● INFORMATION SHOWN:
+ + +
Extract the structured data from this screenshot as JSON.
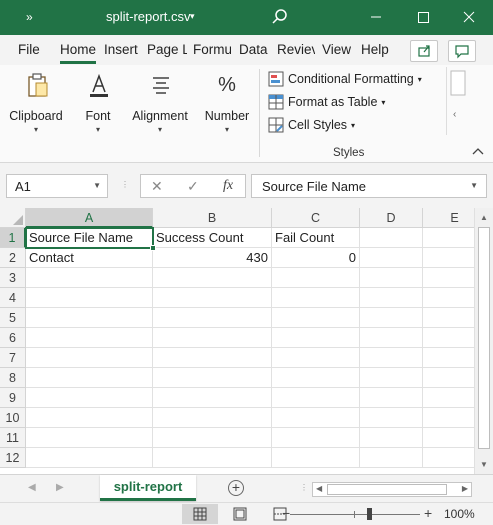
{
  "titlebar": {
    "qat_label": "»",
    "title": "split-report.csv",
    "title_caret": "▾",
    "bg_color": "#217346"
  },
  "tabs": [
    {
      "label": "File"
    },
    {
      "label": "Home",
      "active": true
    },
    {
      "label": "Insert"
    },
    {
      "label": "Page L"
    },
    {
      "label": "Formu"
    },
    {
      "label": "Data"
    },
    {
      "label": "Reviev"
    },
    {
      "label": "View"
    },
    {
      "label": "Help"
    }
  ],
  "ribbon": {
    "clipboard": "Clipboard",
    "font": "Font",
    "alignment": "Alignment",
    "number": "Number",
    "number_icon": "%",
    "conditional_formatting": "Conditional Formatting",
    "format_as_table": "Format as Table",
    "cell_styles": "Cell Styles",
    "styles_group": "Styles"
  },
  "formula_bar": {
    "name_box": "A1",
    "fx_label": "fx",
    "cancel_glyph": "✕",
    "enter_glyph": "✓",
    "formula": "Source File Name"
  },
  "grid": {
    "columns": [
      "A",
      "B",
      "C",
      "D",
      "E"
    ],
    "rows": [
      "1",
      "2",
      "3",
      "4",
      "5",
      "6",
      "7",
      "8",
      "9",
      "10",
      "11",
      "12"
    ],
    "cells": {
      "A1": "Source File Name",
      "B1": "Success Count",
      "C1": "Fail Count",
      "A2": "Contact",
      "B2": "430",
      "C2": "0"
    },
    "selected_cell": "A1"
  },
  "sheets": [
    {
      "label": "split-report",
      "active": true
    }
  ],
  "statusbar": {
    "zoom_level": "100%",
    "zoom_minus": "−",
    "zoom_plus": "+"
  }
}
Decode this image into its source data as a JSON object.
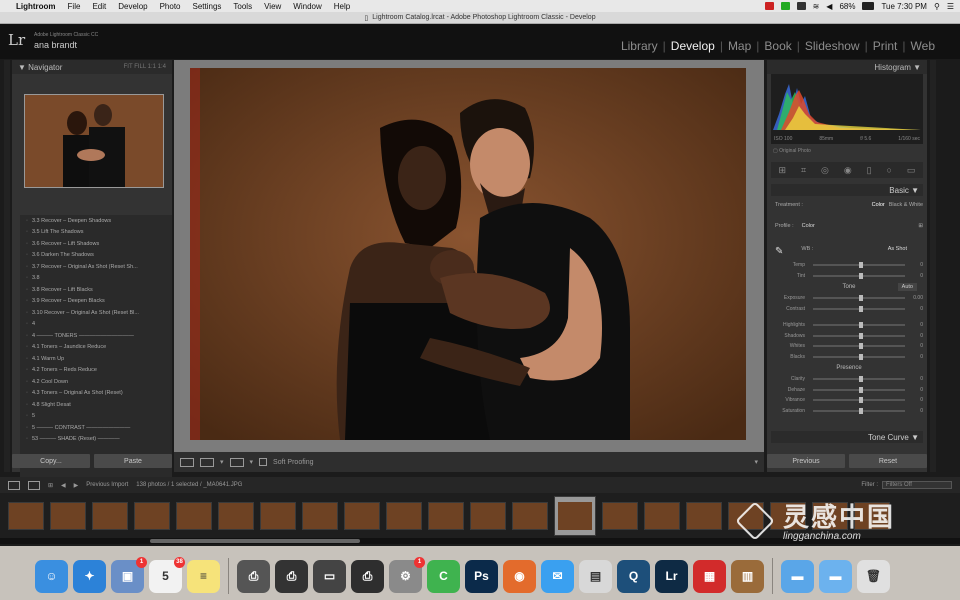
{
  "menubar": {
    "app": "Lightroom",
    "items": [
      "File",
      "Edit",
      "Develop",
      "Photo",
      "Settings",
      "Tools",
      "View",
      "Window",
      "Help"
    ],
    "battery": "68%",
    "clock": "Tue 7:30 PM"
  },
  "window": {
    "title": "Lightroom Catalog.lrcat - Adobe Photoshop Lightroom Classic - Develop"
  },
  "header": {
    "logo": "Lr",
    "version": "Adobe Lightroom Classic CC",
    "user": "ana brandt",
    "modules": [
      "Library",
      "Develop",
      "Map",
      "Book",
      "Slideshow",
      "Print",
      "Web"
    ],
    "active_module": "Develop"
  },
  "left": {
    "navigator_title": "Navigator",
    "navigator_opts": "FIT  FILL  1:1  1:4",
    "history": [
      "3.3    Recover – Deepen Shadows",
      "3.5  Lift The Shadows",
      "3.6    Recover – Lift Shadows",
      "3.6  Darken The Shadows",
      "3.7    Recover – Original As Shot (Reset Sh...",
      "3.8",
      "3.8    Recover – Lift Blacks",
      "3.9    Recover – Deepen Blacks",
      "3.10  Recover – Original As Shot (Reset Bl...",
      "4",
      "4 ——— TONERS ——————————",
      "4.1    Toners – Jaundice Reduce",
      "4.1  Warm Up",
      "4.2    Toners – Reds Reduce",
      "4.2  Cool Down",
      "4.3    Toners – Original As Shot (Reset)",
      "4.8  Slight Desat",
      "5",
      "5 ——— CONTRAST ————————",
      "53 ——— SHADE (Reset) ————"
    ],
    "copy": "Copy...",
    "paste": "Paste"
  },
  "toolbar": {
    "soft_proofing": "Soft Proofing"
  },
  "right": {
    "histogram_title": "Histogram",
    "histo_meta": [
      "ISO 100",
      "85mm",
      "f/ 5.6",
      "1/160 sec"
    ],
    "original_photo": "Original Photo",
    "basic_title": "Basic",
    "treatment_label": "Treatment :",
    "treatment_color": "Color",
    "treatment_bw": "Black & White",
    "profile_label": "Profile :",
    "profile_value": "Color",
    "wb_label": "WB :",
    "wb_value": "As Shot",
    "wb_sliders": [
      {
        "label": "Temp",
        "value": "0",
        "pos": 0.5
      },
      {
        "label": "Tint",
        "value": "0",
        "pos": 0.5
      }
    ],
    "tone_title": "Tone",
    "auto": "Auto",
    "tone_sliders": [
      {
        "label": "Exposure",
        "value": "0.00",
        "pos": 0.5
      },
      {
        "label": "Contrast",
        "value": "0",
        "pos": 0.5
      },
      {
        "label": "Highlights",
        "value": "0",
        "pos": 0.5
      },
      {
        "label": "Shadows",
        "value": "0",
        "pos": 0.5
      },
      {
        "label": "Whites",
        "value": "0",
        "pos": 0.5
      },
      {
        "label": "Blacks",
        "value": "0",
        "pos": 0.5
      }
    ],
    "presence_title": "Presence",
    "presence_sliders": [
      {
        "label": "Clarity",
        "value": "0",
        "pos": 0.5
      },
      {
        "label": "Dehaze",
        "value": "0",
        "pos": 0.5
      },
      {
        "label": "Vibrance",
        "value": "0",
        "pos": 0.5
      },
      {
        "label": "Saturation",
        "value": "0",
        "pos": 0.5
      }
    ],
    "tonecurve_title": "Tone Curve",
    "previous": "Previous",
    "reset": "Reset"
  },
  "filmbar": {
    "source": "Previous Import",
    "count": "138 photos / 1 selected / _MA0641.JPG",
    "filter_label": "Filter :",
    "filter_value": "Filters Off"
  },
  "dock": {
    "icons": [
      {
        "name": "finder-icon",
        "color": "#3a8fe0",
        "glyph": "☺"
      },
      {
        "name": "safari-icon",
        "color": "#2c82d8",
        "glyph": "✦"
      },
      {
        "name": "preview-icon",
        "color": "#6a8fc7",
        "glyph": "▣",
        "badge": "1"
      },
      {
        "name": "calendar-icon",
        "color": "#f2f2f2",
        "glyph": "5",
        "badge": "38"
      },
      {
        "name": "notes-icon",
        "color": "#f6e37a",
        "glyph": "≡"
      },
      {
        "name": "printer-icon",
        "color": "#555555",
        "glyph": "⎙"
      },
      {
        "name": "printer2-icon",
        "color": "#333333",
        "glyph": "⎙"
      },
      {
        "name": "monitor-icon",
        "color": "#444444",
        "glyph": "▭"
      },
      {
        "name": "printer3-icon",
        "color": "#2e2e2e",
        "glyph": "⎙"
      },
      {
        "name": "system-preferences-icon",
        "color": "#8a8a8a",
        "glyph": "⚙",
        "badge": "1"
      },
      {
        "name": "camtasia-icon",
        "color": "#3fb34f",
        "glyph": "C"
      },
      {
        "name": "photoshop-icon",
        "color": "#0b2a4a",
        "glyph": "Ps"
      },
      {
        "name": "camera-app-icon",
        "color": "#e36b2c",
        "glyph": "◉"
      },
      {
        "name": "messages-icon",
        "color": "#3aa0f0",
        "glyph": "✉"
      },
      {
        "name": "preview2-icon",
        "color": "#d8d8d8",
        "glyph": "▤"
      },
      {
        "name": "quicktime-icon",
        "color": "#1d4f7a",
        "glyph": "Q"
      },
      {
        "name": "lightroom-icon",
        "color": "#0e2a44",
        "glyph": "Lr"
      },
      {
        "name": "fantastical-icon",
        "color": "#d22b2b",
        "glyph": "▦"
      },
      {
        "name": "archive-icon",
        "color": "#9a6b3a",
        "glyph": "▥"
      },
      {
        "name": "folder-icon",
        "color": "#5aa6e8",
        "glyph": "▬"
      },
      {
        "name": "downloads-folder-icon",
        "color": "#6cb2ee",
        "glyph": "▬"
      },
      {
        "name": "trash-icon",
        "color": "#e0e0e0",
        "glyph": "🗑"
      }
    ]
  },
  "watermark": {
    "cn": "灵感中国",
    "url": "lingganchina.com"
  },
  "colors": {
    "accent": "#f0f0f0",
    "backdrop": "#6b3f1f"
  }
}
+ + +
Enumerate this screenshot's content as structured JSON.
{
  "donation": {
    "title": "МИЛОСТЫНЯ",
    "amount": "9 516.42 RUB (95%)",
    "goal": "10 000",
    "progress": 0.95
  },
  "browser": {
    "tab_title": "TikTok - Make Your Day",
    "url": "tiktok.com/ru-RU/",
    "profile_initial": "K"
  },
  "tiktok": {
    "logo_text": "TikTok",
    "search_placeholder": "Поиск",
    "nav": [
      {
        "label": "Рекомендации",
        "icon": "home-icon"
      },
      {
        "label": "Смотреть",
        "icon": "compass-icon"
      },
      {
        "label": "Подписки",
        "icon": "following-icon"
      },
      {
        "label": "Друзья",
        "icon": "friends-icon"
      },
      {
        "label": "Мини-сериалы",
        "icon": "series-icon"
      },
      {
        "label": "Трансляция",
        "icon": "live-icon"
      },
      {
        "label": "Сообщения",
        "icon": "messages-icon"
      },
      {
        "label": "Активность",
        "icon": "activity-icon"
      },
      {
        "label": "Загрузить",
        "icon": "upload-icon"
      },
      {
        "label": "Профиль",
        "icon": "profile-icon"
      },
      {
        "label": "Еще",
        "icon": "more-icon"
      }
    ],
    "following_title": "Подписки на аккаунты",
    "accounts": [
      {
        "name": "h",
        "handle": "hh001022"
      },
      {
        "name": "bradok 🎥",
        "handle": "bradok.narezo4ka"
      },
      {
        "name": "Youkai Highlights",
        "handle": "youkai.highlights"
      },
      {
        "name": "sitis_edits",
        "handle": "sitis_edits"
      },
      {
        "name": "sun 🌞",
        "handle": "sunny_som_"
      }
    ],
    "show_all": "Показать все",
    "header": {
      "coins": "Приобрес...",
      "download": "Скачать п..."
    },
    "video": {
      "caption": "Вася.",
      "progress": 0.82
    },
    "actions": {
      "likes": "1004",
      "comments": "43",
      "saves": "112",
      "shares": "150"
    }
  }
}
+ + +
Write out every line from the entries where "screenshot" appears.

Extract the structured data from this screenshot as JSON.
Enumerate this screenshot's content as structured JSON.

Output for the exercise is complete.